START

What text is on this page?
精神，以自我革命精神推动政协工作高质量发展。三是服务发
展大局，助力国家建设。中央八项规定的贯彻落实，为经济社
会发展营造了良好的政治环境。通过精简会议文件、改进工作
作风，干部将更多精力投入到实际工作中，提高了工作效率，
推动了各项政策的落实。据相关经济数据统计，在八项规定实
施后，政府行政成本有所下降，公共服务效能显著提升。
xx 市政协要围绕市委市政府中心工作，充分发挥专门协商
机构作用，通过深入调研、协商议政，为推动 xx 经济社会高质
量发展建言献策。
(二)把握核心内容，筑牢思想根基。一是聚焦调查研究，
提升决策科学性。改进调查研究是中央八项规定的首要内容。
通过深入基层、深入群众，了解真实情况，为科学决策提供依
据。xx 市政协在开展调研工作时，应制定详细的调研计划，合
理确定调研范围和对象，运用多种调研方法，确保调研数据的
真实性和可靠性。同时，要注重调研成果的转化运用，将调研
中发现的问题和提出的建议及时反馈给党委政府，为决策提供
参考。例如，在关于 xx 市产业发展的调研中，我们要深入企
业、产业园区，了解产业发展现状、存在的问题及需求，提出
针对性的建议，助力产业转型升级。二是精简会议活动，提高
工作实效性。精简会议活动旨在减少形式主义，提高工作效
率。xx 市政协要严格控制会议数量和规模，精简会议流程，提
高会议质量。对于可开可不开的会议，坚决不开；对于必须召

END

Extract every record. Keep wording exact.

What text is on this page?
精神，以自我革命精神推动政协工作高质量发展。三是服务发
展大局，助力国家建设。中央八项规定的贯彻落实，为经济社
会发展营造了良好的政治环境。通过精简会议文件、改进工作
作风，干部将更多精力投入到实际工作中，提高了工作效率，
推动了各项政策的落实。据相关经济数据统计，在八项规定实
施后，政府行政成本有所下降，公共服务效能显著提升。
xx 市政协要围绕市委市政府中心工作，充分发挥专门协商
机构作用，通过深入调研、协商议政，为推动 xx 经济社会高质
量发展建言献策。
(二)把握核心内容，筑牢思想根基。一是聚焦调查研究，
提升决策科学性。改进调查研究是中央八项规定的首要内容。
通过深入基层、深入群众，了解真实情况，为科学决策提供依
据。xx 市政协在开展调研工作时，应制定详细的调研计划，合
理确定调研范围和对象，运用多种调研方法，确保调研数据的
真实性和可靠性。同时，要注重调研成果的转化运用，将调研
中发现的问题和提出的建议及时反馈给党委政府，为决策提供
参考。例如，在关于 xx 市产业发展的调研中，我们要深入企
业、产业园区，了解产业发展现状、存在的问题及需求，提出
针对性的建议，助力产业转型升级。二是精简会议活动，提高
工作实效性。精简会议活动旨在减少形式主义，提高工作效
率。xx 市政协要严格控制会议数量和规模，精简会议流程，提
高会议质量。对于可开可不开的会议，坚决不开；对于必须召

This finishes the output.